> **WHAT IS BEING ASKED**:
Wherever a line below holds the word "ylabel", copy that line.

> **DATA ENTRIES**:
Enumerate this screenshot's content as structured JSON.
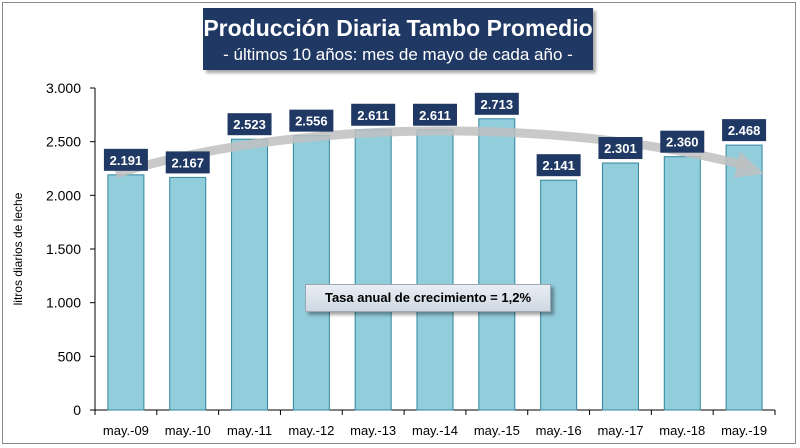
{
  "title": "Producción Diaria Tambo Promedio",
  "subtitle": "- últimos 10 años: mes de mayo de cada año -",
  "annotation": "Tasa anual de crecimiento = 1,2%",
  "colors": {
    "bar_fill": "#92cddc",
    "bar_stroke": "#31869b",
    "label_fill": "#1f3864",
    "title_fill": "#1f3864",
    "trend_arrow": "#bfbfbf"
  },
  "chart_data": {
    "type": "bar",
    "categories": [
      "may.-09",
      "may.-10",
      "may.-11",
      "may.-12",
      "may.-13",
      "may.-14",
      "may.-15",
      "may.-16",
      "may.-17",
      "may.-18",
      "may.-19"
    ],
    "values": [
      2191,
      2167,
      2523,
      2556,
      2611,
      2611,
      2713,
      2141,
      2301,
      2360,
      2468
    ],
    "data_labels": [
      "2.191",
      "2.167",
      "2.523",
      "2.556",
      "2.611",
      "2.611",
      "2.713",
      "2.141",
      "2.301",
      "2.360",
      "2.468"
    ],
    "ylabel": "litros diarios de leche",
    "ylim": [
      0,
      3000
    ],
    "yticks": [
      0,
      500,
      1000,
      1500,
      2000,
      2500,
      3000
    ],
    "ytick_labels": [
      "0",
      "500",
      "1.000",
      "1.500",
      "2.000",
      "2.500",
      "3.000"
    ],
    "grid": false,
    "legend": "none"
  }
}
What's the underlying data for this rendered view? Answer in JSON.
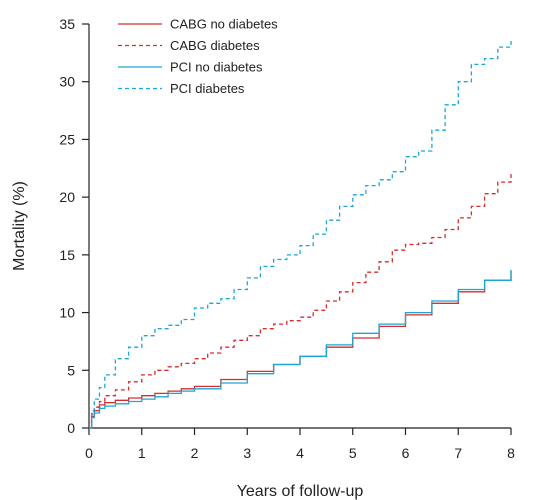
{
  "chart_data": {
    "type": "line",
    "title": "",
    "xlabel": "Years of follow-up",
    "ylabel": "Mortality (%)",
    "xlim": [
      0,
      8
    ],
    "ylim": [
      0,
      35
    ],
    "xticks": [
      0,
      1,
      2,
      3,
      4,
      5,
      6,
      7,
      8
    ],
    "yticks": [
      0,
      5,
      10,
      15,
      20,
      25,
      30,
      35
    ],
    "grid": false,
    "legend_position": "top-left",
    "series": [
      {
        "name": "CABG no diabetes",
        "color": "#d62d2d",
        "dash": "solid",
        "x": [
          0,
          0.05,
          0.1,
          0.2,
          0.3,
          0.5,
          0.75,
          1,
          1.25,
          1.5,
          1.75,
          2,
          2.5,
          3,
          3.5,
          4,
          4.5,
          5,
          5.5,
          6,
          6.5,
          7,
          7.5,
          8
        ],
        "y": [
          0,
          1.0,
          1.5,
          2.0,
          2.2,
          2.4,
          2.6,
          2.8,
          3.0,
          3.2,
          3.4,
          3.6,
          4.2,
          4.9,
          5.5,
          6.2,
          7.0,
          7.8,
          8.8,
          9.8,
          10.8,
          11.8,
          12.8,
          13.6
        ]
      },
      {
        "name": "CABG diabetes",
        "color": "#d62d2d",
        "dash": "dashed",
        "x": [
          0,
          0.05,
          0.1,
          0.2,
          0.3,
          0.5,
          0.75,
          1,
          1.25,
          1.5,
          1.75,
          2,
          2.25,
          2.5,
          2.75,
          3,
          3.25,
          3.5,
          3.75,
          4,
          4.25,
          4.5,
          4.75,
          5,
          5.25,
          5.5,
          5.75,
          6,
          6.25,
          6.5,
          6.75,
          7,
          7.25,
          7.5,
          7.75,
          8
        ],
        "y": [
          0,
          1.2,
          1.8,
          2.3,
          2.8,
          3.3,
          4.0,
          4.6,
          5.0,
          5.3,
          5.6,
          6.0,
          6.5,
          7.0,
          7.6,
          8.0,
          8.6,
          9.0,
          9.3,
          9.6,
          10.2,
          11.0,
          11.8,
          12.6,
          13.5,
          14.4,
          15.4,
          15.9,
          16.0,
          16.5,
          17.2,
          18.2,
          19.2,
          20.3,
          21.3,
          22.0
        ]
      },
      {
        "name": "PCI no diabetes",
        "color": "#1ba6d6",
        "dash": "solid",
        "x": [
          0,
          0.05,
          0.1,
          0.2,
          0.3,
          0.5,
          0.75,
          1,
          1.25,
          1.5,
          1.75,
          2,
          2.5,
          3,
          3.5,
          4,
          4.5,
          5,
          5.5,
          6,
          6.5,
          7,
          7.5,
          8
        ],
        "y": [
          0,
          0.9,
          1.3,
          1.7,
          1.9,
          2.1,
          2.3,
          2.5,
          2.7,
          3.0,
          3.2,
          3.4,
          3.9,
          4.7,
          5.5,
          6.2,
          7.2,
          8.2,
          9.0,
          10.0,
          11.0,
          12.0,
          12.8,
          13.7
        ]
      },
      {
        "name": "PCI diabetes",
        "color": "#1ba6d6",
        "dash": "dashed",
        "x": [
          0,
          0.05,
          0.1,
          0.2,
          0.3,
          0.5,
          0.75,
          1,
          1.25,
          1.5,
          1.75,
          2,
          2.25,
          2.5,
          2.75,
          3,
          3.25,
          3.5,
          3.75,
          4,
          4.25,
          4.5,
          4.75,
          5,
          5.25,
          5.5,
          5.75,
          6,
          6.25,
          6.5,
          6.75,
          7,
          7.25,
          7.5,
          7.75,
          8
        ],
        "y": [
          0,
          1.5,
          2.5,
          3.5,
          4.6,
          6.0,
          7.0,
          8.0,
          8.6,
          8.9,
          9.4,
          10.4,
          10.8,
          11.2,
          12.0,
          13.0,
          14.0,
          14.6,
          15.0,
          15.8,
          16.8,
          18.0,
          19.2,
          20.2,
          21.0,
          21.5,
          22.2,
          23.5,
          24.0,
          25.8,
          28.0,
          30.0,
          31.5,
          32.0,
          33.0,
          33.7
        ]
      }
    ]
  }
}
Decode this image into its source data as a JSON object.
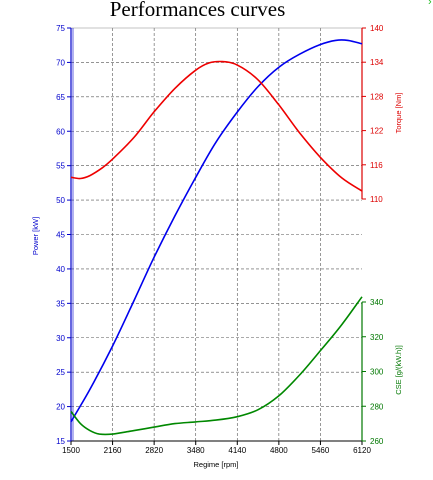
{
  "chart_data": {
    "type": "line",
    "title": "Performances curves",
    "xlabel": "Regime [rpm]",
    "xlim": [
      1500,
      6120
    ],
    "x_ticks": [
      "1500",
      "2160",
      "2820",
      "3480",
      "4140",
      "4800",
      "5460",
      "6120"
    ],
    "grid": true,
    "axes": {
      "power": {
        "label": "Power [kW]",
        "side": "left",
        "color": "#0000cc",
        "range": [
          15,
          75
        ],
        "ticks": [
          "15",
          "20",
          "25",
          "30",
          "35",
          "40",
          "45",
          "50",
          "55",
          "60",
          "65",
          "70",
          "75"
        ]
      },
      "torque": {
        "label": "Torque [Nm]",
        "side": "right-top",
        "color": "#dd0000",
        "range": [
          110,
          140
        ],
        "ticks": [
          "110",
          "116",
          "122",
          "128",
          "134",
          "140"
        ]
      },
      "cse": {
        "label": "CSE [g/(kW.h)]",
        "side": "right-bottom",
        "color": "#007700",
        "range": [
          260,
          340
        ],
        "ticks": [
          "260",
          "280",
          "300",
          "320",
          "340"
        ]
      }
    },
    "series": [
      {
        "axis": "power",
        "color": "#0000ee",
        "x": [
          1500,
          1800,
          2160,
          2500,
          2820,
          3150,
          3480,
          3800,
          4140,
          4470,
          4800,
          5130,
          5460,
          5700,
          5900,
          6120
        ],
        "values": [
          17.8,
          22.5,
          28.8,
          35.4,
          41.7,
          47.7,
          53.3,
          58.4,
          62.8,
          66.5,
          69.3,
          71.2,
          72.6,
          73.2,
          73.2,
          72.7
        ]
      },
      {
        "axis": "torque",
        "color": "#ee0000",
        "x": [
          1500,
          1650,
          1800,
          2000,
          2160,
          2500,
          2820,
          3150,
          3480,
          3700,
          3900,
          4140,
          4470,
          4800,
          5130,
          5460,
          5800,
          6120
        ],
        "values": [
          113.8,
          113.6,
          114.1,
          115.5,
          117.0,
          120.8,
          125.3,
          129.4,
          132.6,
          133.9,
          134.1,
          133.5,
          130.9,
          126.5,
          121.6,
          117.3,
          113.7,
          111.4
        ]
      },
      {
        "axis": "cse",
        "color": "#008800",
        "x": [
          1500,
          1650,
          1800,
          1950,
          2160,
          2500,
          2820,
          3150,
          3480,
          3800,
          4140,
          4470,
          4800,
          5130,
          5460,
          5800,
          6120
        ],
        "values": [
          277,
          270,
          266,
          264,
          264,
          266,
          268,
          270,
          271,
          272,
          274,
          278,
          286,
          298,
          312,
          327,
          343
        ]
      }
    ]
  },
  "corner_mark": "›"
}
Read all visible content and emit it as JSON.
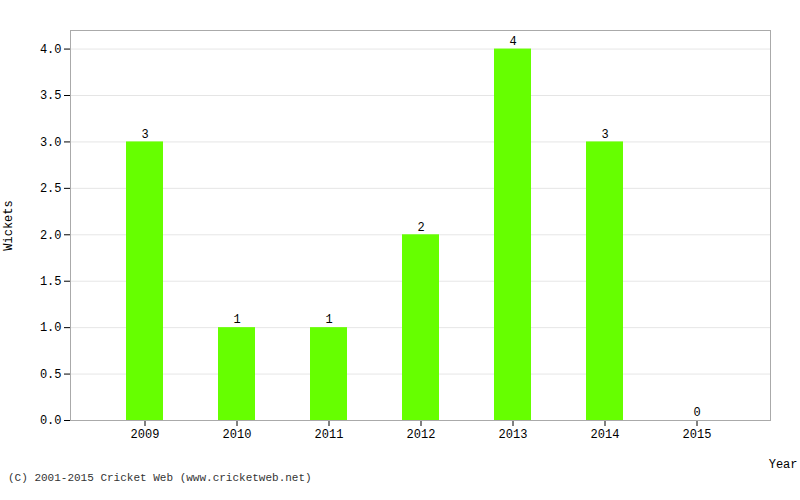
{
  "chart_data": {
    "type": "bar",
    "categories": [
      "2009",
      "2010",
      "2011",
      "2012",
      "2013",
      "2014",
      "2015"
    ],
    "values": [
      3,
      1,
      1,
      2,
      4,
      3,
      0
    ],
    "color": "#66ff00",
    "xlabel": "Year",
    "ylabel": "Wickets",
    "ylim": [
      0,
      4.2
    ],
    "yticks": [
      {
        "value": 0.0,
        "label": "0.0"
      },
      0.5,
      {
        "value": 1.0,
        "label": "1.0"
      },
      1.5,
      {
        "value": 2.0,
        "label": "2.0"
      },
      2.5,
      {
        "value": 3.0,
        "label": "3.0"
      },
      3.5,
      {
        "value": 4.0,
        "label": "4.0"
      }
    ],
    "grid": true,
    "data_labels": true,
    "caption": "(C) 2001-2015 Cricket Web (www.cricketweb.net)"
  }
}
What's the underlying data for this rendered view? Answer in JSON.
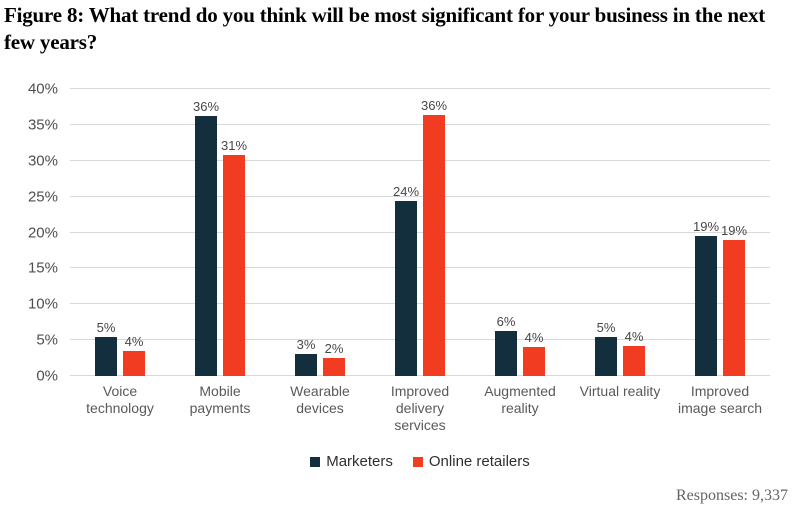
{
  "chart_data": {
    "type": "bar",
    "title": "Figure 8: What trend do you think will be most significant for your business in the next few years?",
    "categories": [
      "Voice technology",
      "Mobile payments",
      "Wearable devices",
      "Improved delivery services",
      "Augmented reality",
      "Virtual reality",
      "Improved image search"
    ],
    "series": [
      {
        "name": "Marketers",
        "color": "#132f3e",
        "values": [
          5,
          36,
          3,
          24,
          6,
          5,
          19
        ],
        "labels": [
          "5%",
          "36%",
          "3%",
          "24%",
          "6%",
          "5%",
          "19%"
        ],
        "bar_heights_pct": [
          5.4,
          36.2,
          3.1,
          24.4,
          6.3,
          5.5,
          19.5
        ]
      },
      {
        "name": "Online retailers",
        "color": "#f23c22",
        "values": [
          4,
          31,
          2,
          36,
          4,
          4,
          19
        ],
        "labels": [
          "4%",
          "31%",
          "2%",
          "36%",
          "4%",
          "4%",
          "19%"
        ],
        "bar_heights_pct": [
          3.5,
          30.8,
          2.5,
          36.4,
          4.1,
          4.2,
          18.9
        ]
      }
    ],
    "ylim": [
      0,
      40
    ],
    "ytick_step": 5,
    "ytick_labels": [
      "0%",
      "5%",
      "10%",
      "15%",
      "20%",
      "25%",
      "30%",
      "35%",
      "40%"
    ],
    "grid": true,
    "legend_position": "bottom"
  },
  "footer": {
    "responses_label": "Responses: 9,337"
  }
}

> **ANSWER TO THIS TASK**:
    "ylabel": "litros diarios de leche",
    "ylabel": "Mortality (%)",
    "ylabel": "Wickets",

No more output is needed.